--- STORED RECORDS ---

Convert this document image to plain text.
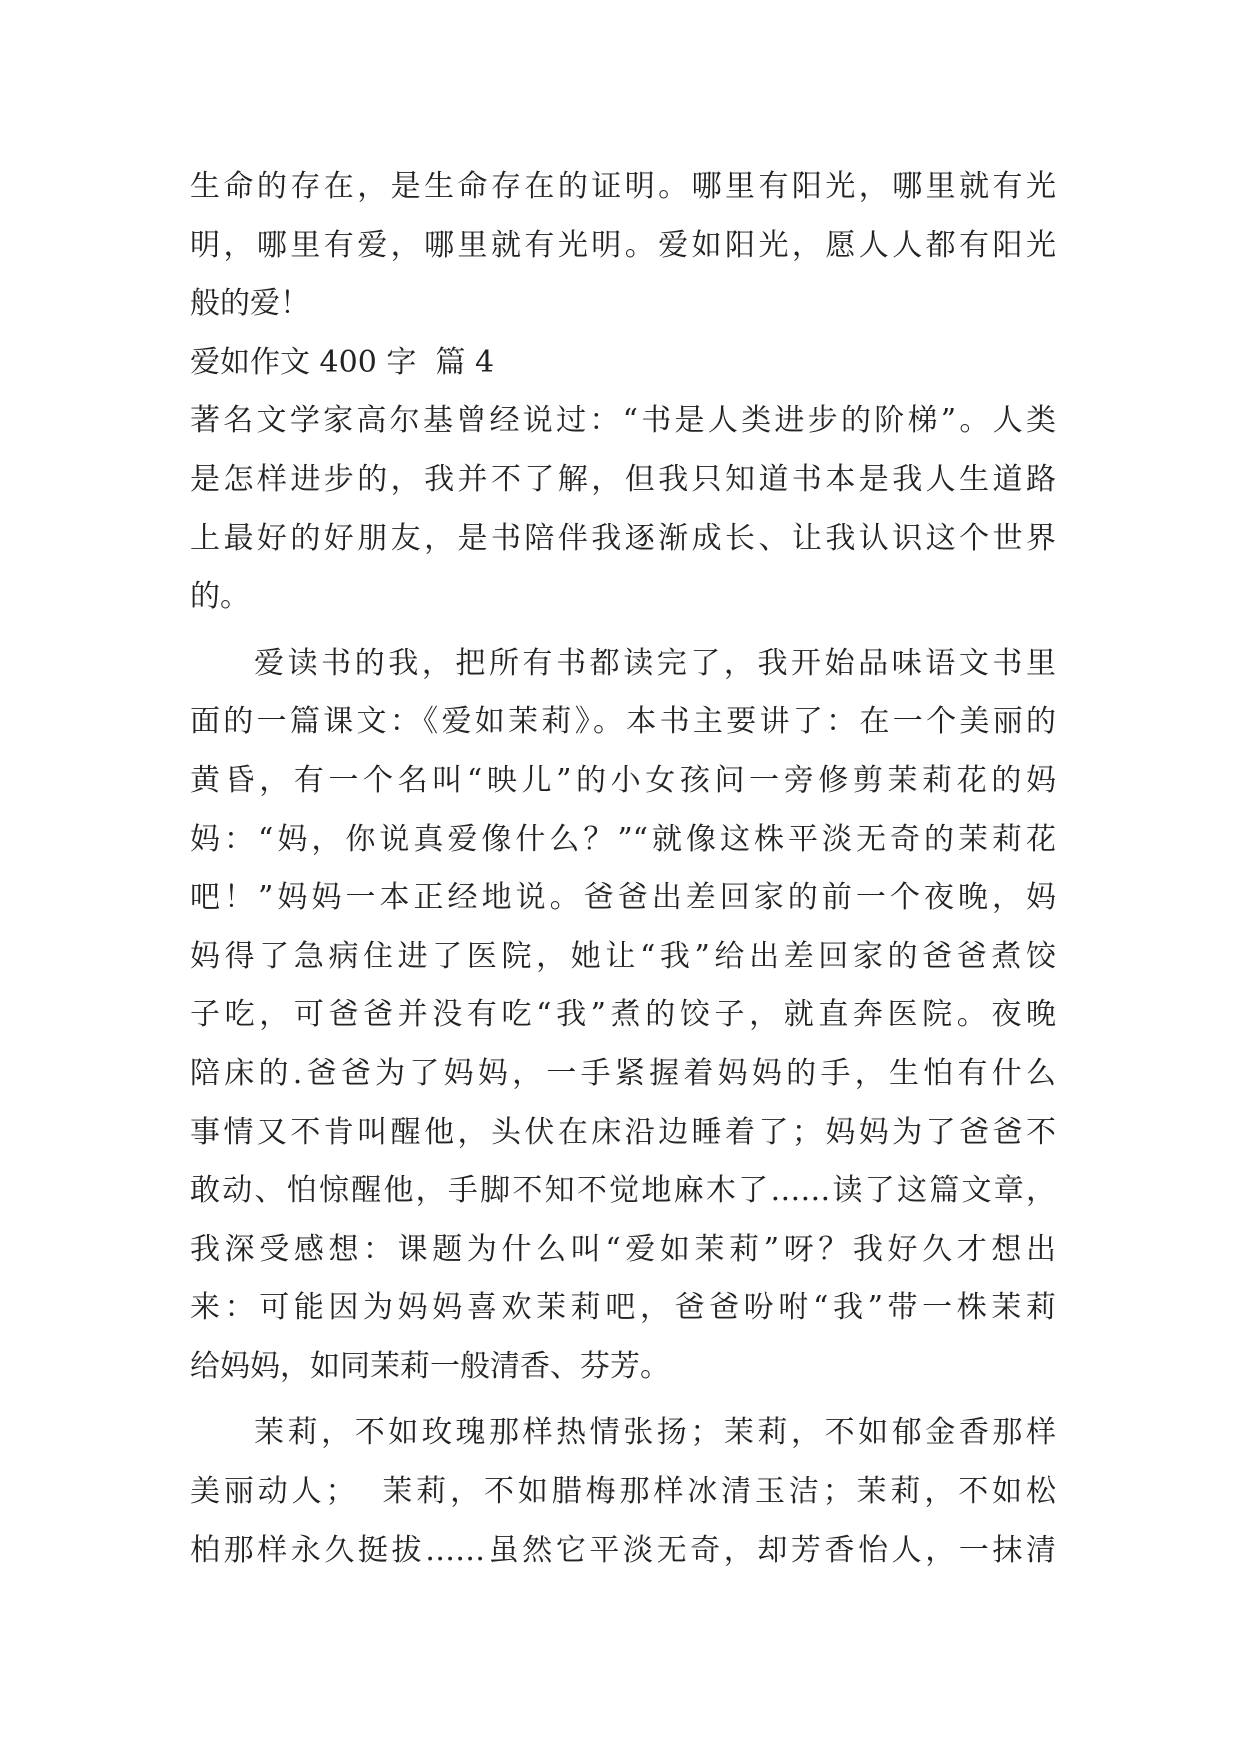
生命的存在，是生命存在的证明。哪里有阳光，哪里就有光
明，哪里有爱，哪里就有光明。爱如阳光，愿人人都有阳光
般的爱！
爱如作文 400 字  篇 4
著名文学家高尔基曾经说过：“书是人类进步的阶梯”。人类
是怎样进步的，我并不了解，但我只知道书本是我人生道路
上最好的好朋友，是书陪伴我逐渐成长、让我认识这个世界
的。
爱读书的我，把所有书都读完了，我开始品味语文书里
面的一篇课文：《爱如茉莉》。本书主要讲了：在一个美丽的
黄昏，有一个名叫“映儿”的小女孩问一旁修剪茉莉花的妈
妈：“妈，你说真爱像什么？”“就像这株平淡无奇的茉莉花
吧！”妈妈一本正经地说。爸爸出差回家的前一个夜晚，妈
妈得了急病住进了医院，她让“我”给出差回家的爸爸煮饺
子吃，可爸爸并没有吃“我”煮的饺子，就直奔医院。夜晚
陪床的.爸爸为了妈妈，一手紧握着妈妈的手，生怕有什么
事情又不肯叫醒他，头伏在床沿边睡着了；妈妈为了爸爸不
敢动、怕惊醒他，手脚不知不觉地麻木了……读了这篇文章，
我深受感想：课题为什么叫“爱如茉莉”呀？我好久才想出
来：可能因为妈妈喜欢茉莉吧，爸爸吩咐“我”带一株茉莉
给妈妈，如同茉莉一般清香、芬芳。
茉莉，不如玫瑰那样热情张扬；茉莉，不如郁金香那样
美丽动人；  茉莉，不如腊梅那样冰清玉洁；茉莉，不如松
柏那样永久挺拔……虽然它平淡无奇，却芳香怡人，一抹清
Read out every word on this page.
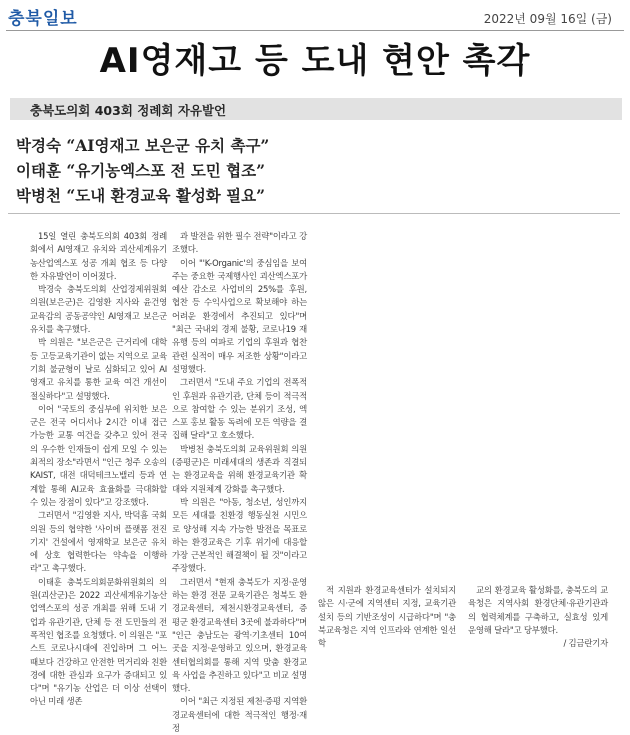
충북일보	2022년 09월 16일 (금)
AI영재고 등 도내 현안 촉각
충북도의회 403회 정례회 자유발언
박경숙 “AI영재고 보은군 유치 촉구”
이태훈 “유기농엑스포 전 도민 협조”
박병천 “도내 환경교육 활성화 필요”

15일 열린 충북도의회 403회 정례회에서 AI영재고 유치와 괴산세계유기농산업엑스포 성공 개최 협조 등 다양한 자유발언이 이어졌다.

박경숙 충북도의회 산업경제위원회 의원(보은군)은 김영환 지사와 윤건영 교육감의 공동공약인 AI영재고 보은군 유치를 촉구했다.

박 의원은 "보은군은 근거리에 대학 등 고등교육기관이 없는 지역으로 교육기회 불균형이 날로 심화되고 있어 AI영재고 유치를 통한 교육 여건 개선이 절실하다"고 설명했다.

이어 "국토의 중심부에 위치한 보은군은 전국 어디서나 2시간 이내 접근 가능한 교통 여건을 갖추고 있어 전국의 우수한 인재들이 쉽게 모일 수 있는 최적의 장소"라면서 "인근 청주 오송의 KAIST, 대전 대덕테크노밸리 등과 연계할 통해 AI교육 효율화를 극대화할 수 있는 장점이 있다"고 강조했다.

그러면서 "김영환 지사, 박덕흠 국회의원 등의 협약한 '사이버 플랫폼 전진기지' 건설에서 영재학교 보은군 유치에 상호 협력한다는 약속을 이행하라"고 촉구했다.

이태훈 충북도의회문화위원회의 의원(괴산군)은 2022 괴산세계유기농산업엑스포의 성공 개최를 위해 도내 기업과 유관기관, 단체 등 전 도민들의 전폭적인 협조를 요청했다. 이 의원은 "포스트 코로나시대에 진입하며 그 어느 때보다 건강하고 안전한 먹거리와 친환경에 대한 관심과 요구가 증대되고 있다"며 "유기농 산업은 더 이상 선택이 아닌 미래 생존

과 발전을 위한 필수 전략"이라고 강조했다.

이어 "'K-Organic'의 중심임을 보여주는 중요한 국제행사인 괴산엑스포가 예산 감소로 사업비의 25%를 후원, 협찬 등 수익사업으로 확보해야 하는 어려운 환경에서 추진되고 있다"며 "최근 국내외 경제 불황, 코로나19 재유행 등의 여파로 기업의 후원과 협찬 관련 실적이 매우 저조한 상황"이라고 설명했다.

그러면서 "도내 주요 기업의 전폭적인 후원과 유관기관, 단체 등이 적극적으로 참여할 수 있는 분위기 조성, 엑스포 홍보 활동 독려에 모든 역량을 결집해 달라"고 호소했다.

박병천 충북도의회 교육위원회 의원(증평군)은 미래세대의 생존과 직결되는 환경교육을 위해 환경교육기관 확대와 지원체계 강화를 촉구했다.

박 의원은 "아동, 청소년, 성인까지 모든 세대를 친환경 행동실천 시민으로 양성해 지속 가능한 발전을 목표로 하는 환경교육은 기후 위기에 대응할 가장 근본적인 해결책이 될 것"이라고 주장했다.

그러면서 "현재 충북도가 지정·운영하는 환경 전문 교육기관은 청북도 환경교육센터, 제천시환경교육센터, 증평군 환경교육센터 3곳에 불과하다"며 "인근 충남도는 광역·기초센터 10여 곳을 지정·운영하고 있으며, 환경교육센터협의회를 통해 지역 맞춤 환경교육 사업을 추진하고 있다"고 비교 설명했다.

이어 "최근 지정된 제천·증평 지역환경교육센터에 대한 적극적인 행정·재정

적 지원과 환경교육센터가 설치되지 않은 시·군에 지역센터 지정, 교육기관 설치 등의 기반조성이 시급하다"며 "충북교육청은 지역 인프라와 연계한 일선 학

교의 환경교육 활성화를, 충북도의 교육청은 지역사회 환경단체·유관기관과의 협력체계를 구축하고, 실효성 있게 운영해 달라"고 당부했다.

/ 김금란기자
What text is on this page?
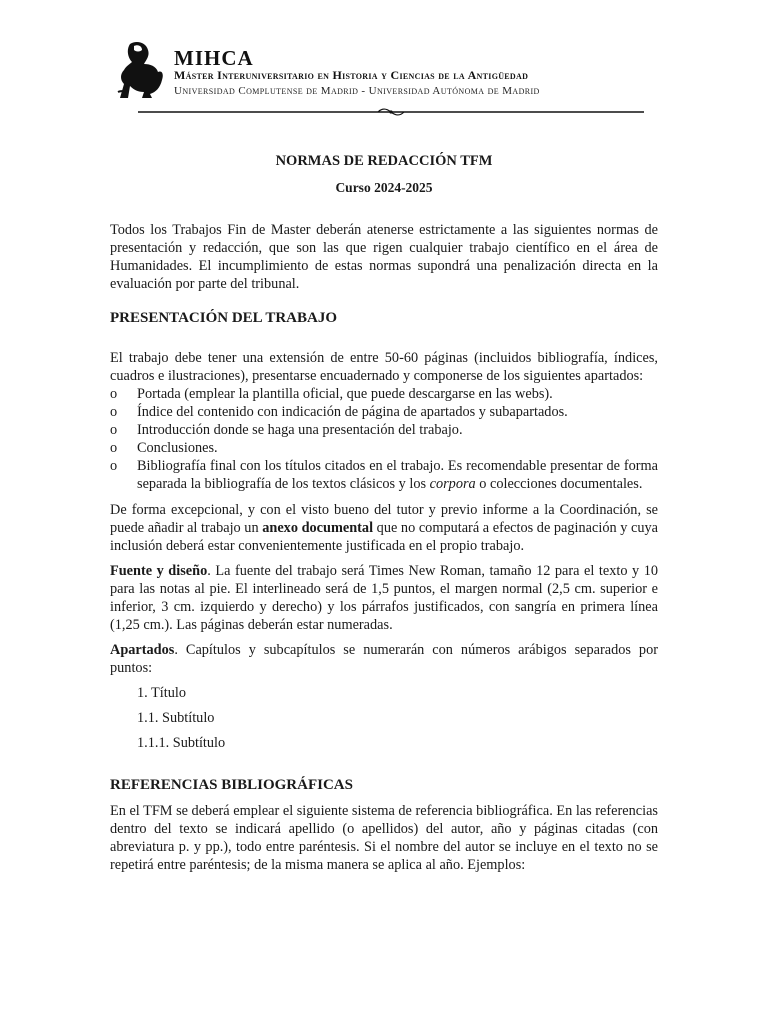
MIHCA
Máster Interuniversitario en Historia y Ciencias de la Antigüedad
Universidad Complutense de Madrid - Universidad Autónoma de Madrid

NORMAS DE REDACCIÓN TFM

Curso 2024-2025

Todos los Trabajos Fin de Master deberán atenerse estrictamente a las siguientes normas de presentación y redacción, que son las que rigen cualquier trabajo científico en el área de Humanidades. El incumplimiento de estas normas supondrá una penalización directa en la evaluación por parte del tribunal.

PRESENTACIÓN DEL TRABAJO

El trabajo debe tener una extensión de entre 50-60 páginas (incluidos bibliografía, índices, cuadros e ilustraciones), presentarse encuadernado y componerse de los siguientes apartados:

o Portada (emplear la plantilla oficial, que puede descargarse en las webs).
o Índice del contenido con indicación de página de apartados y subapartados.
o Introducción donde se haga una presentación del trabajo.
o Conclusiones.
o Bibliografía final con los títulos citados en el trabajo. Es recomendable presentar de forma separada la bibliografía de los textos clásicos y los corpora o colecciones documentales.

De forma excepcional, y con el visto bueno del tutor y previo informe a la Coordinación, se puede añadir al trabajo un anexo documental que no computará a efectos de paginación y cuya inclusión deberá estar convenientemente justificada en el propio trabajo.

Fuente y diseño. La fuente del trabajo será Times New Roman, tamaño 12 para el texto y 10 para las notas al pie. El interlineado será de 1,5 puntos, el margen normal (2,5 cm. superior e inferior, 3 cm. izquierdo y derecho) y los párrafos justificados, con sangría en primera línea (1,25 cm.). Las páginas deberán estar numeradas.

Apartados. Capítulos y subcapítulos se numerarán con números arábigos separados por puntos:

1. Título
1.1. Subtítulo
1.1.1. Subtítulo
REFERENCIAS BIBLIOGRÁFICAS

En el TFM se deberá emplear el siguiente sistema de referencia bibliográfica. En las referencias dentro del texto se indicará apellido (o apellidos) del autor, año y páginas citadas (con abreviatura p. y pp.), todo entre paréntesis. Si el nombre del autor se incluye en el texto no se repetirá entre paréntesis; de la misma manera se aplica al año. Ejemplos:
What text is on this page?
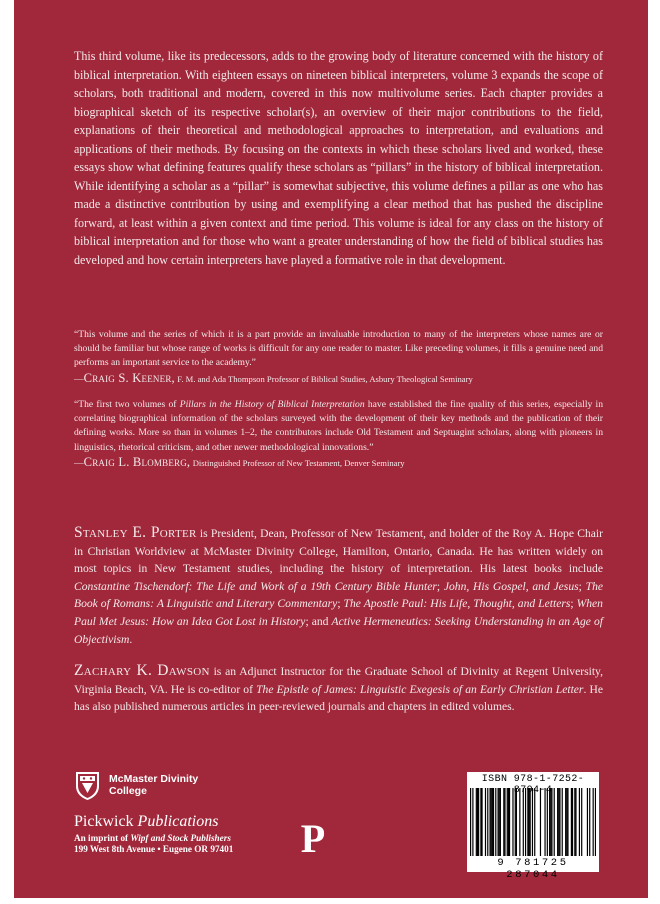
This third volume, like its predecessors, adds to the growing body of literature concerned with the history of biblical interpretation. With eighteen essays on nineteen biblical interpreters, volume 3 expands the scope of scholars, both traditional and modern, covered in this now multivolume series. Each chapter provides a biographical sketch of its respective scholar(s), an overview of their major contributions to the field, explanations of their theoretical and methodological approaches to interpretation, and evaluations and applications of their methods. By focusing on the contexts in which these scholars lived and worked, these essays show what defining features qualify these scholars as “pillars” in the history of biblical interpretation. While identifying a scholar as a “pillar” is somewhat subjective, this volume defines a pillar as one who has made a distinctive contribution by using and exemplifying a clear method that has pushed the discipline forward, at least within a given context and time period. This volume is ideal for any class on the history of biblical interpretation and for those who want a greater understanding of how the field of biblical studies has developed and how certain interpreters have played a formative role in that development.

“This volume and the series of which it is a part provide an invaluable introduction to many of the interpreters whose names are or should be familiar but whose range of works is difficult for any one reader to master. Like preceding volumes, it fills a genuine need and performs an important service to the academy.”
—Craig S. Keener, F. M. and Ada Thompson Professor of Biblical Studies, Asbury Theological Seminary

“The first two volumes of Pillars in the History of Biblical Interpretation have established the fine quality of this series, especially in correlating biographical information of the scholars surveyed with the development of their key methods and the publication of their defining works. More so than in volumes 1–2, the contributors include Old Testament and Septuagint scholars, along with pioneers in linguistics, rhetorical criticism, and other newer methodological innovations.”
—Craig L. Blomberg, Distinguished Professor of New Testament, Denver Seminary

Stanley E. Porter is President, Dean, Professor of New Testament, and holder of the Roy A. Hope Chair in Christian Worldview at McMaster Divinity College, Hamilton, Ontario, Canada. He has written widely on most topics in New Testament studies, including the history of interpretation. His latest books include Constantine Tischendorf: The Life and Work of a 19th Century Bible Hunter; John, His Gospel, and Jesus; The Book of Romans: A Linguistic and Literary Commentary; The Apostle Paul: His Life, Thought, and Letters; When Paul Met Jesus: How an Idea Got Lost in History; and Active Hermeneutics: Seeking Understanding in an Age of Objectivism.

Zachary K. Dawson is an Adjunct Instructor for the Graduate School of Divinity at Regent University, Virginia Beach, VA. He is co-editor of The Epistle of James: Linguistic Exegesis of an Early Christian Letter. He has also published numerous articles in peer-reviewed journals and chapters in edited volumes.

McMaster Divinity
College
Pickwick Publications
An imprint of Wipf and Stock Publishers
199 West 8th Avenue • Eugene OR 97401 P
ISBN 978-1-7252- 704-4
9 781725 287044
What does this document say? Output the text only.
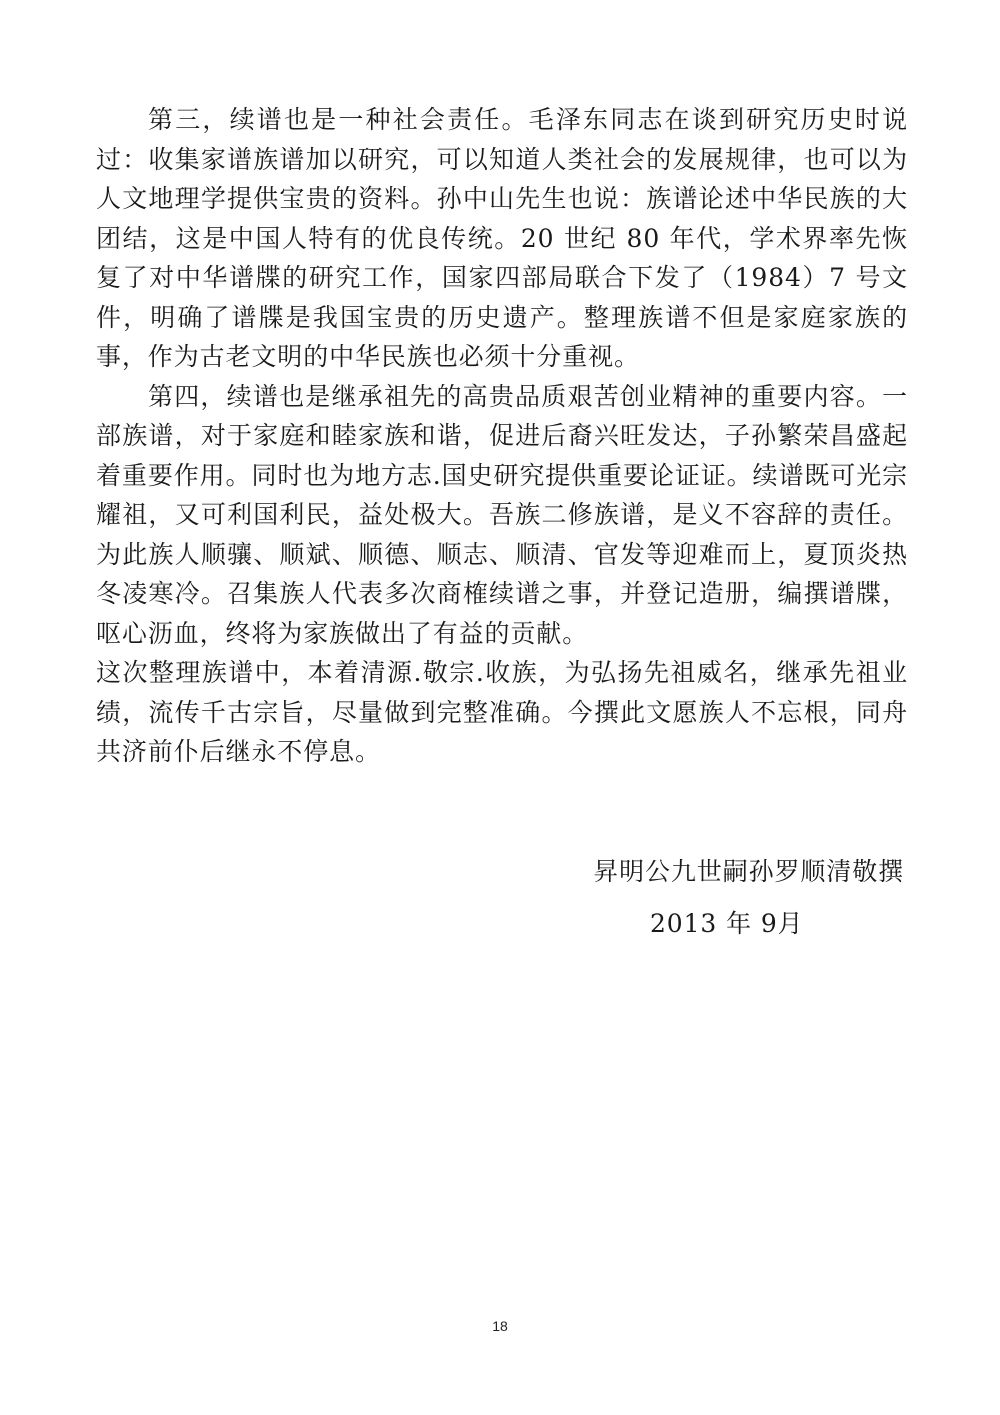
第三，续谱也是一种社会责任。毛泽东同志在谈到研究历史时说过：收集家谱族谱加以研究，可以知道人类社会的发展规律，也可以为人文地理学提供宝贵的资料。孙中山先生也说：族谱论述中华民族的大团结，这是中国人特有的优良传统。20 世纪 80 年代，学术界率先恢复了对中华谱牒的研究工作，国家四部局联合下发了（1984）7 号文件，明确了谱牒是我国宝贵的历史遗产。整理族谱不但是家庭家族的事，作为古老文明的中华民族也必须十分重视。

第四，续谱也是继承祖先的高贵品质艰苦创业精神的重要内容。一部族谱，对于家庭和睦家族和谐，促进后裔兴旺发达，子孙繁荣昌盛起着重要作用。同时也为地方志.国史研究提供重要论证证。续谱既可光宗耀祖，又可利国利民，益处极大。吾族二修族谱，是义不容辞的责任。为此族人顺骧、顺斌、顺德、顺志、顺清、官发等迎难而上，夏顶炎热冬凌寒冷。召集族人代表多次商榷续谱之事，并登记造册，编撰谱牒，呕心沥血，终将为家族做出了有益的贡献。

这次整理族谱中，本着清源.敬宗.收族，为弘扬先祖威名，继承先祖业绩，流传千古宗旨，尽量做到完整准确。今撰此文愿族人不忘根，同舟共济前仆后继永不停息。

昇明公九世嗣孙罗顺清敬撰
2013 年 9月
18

---

WORK TO BE COMPLETED. Retype, word for word, only the lines from the line with "What does this" to the final line of the listing above; the pictures do not belong in the copy.

SOLUTION BELOW.
What does this document say? Output the text only.
第三，续谱也是一种社会责任。毛泽东同志在谈到研究历史时说过：收集家谱族谱加以研究，可以知道人类社会的发展规律，也可以为人文地理学提供宝贵的资料。孙中山先生也说：族谱论述中华民族的大团结，这是中国人特有的优良传统。20 世纪 80 年代，学术界率先恢复了对中华谱牒的研究工作，国家四部局联合下发了（1984）7 号文件，明确了谱牒是我国宝贵的历史遗产。整理族谱不但是家庭家族的事，作为古老文明的中华民族也必须十分重视。

第四，续谱也是继承祖先的高贵品质艰苦创业精神的重要内容。一部族谱，对于家庭和睦家族和谐，促进后裔兴旺发达，子孙繁荣昌盛起着重要作用。同时也为地方志.国史研究提供重要论证证。续谱既可光宗耀祖，又可利国利民，益处极大。吾族二修族谱，是义不容辞的责任。为此族人顺骧、顺斌、顺德、顺志、顺清、官发等迎难而上，夏顶炎热冬凌寒冷。召集族人代表多次商榷续谱之事，并登记造册，编撰谱牒，呕心沥血，终将为家族做出了有益的贡献。

这次整理族谱中，本着清源.敬宗.收族，为弘扬先祖威名，继承先祖业绩，流传千古宗旨，尽量做到完整准确。今撰此文愿族人不忘根，同舟共济前仆后继永不停息。

昇明公九世嗣孙罗顺清敬撰
2013 年 9月
18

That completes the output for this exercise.